Only a number is expected: how many lines in the data below contain the word "Слейте".

* Start DATASET *

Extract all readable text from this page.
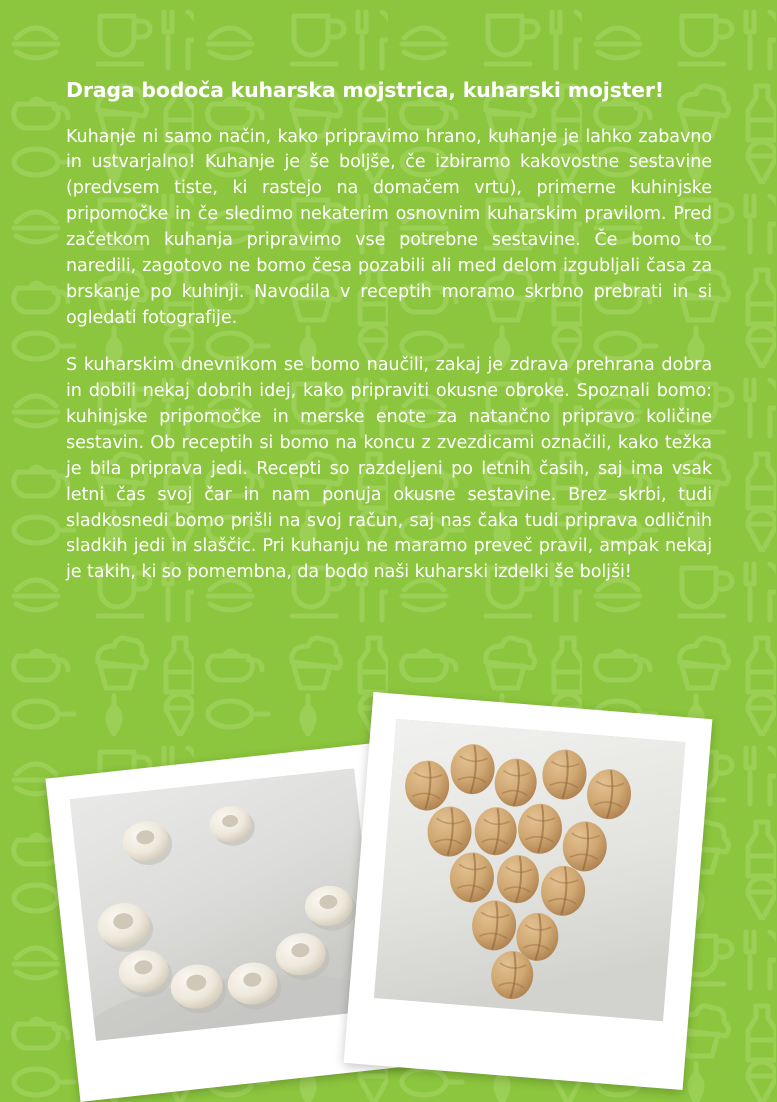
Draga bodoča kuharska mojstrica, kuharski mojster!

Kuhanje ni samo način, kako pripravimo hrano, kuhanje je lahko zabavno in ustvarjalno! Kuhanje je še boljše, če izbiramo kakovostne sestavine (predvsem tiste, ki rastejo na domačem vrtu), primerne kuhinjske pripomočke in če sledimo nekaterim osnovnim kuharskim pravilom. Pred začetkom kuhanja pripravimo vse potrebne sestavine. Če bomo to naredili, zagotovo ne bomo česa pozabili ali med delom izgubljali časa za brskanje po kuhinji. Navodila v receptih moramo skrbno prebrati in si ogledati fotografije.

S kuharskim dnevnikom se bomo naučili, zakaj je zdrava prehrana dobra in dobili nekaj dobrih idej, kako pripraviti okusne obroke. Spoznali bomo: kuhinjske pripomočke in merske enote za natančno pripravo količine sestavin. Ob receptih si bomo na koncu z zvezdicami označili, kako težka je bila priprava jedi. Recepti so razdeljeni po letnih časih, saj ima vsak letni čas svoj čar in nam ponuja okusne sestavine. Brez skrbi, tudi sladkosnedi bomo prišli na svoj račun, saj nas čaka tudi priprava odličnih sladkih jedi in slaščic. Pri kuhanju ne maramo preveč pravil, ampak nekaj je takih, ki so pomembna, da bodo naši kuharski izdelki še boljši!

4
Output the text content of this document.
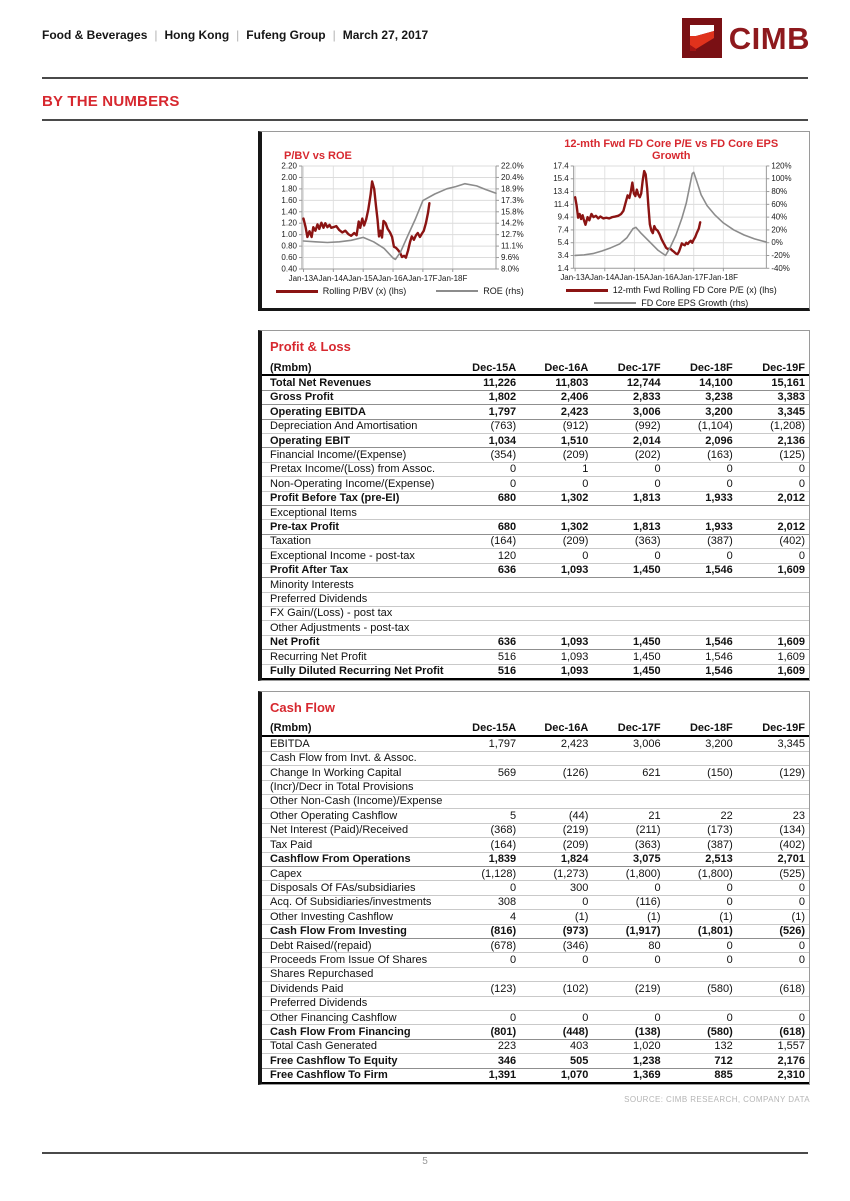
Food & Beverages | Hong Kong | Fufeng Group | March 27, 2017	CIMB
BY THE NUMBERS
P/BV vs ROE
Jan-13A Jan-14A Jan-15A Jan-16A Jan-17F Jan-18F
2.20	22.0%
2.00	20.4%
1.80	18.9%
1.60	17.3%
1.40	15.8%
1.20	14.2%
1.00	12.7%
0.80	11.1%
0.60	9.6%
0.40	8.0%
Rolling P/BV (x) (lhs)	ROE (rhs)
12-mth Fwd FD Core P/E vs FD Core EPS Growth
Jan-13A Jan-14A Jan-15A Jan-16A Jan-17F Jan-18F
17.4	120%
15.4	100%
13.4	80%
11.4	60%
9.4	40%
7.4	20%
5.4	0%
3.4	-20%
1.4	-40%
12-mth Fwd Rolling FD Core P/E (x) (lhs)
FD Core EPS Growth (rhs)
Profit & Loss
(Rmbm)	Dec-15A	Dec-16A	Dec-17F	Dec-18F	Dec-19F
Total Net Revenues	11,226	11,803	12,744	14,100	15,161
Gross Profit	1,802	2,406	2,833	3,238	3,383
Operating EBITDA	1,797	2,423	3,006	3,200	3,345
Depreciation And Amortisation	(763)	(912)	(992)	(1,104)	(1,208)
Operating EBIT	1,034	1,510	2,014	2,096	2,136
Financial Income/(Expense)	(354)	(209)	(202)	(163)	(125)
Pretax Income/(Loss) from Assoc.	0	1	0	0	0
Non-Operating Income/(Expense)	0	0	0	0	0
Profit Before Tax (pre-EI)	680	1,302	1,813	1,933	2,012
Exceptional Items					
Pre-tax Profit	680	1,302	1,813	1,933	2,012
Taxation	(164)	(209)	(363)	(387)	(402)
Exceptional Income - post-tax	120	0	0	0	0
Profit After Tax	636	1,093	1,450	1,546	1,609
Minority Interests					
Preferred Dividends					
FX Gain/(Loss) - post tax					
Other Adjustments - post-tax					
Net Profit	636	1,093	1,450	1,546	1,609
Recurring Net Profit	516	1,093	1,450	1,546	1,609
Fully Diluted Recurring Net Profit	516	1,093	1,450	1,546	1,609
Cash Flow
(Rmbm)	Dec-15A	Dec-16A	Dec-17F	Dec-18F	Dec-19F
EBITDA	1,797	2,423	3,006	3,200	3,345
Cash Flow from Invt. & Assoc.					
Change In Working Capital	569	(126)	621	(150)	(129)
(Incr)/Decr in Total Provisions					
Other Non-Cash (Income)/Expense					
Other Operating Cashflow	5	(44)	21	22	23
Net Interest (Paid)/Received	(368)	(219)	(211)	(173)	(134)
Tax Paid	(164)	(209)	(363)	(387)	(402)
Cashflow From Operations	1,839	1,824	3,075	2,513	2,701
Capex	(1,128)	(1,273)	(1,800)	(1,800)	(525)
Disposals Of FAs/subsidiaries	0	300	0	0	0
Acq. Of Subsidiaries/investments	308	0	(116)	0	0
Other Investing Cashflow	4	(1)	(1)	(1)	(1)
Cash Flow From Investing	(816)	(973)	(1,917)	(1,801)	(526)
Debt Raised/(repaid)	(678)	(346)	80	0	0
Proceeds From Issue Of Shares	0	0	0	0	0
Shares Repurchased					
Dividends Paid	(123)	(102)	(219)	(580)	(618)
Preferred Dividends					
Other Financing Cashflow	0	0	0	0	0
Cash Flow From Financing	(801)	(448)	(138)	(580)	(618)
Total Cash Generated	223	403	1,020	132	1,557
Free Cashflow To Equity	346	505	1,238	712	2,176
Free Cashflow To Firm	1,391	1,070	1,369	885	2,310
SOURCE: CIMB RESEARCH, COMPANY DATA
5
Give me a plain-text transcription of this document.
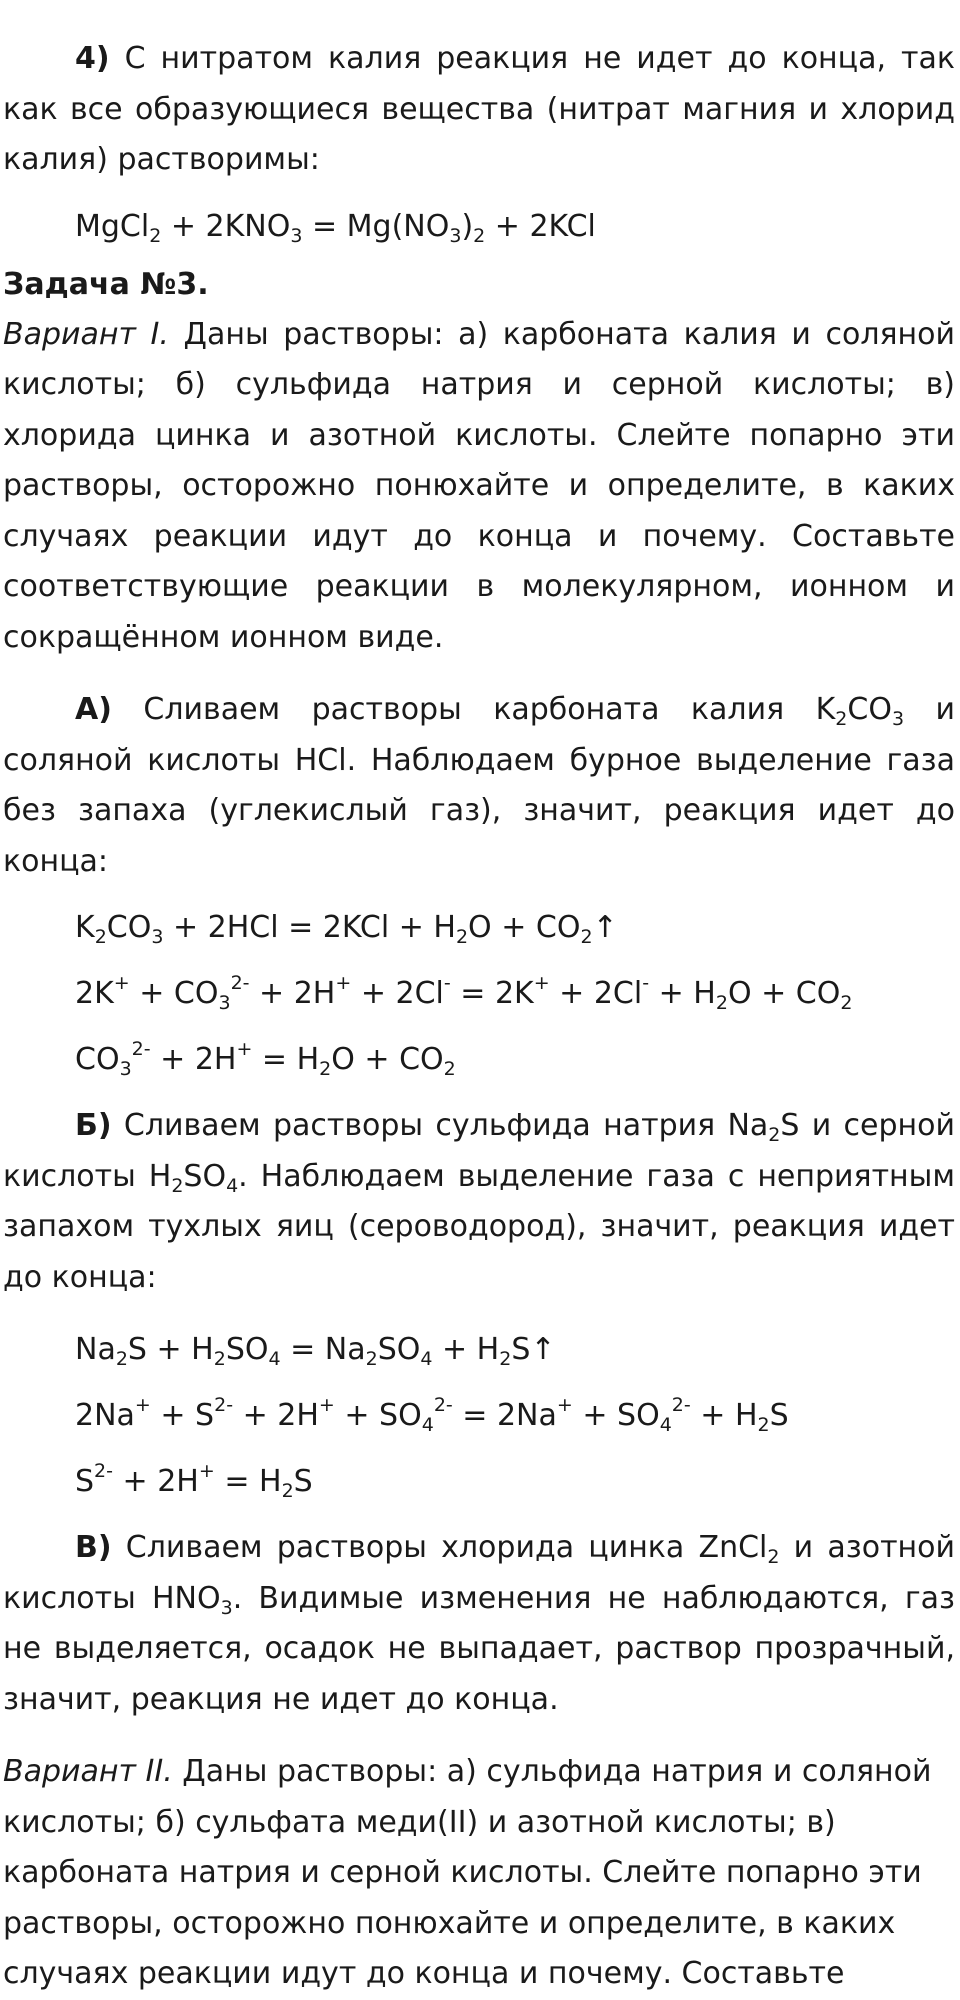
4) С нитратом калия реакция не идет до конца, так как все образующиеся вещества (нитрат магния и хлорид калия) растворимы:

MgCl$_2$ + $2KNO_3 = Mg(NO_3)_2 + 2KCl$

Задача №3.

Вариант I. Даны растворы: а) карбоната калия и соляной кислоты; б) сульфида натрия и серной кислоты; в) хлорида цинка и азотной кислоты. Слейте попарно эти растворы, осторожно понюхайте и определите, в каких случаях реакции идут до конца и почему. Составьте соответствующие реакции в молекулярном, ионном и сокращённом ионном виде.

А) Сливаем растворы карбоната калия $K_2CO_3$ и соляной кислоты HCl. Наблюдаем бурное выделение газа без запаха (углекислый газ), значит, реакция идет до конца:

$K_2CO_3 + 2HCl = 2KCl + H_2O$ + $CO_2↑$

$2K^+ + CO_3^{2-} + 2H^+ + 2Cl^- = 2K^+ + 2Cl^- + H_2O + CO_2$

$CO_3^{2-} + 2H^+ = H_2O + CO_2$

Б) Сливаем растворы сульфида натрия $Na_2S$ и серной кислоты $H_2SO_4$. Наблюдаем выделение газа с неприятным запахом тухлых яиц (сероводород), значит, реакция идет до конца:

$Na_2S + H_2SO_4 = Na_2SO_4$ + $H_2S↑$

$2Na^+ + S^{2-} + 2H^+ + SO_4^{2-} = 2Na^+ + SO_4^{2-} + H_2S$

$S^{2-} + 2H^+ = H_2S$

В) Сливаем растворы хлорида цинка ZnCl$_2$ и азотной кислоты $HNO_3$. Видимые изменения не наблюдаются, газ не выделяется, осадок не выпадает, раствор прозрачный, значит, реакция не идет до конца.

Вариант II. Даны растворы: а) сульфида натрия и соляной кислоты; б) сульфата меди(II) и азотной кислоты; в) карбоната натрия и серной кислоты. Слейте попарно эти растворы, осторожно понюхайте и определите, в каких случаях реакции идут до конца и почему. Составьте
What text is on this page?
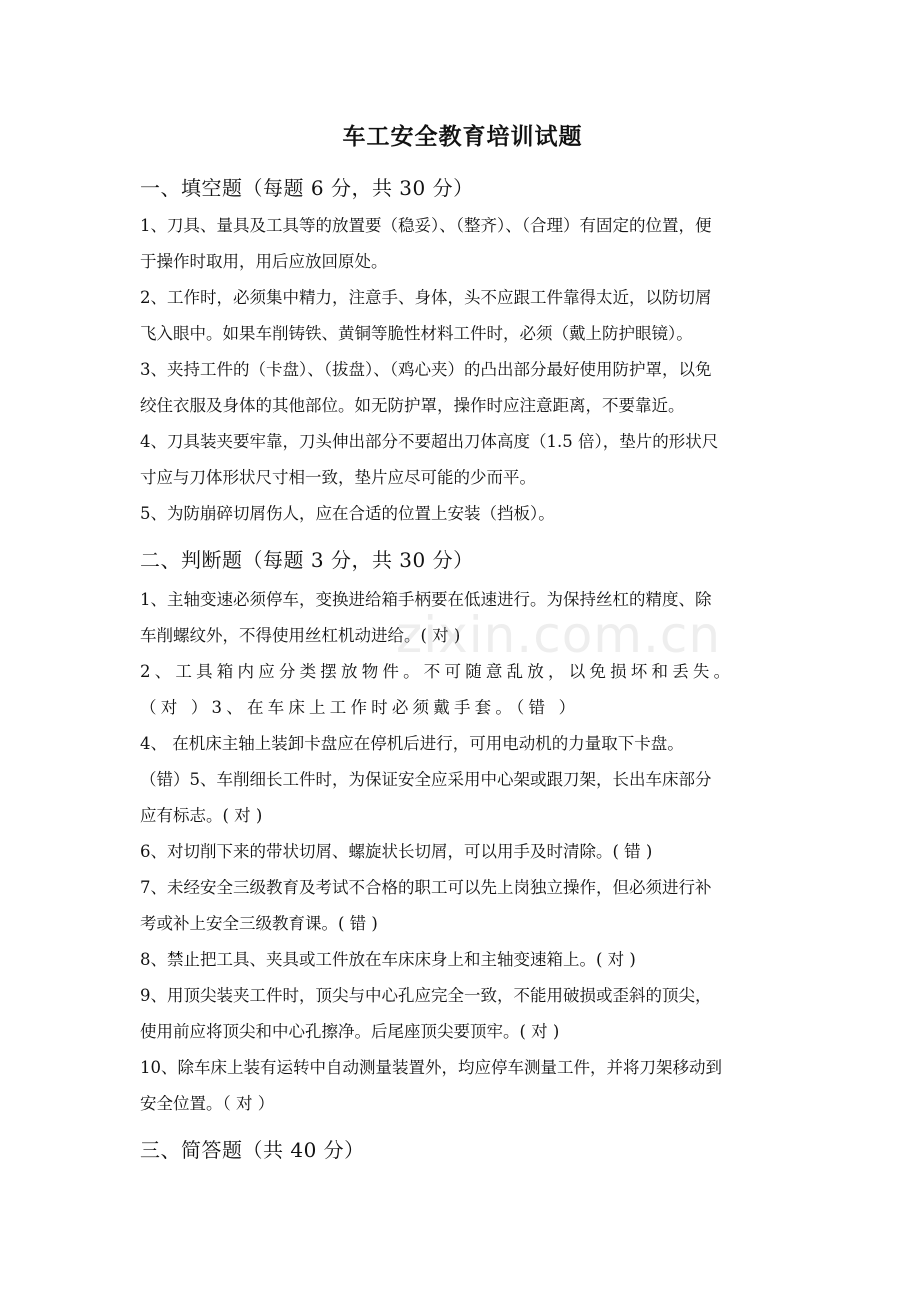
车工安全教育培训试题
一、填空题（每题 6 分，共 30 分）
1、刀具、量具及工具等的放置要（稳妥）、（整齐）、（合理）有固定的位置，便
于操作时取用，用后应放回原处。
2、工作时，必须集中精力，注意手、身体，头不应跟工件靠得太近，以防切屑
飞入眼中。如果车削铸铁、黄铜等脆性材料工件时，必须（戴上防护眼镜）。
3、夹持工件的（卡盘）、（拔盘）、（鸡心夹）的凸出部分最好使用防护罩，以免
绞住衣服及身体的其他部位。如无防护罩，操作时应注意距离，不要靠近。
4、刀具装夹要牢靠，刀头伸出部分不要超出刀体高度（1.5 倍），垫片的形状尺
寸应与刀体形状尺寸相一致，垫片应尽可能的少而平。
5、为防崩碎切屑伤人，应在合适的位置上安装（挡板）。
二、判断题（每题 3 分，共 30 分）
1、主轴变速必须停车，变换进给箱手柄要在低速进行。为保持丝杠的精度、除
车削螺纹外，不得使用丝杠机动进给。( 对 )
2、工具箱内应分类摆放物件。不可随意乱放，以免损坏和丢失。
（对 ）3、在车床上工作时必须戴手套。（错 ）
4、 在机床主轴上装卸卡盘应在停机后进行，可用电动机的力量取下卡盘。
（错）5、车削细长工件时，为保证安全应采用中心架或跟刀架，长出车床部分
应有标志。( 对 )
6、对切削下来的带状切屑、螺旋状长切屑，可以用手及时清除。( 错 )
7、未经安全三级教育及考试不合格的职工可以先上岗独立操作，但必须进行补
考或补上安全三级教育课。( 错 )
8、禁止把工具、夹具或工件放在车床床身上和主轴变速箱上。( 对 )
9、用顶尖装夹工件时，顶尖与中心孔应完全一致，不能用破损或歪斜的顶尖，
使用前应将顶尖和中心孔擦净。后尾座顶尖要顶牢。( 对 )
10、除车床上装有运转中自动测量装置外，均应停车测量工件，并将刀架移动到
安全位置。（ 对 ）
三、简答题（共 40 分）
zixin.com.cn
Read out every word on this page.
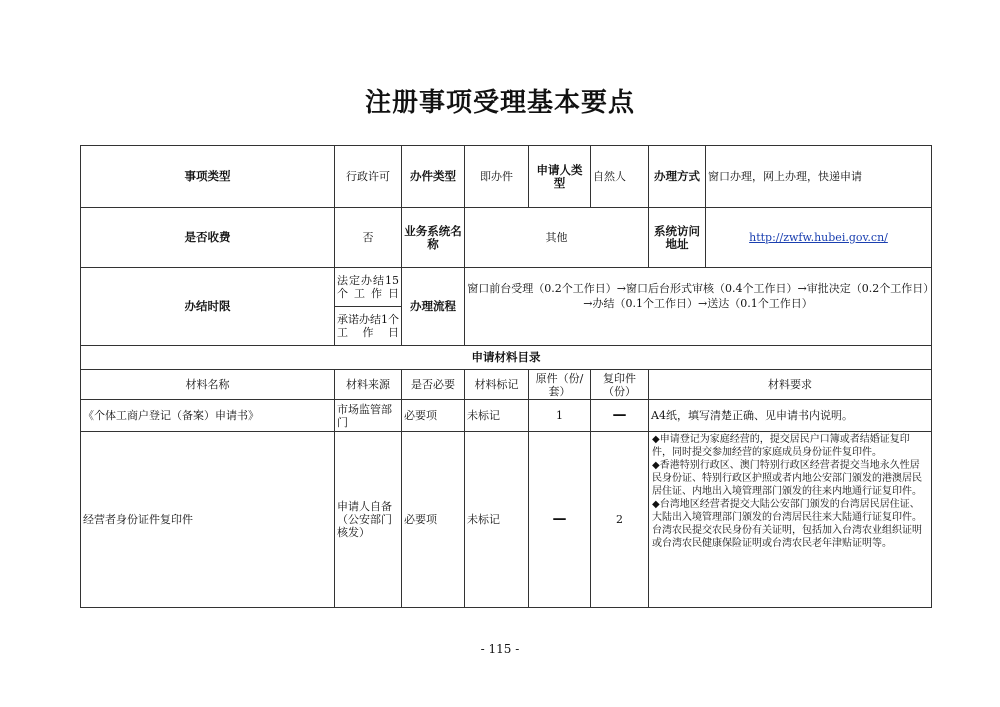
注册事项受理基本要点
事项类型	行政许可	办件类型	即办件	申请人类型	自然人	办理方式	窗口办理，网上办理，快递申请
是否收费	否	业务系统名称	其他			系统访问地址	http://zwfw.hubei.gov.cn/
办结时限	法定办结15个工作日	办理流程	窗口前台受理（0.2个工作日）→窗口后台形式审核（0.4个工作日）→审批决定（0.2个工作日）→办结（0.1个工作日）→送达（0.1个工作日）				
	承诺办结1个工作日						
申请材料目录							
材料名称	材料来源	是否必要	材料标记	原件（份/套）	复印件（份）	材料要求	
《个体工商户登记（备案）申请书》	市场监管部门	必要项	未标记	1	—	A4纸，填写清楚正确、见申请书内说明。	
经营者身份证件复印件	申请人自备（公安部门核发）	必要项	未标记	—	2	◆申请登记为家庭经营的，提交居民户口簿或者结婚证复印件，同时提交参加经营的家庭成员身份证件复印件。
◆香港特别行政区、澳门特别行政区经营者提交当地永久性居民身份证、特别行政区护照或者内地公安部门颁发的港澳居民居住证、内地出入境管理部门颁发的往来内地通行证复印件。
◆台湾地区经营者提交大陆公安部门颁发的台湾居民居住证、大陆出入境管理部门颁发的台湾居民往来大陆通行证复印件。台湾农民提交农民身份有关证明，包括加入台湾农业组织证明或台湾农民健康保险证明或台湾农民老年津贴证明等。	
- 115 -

* End DATASET *

FINAL RESULT: 2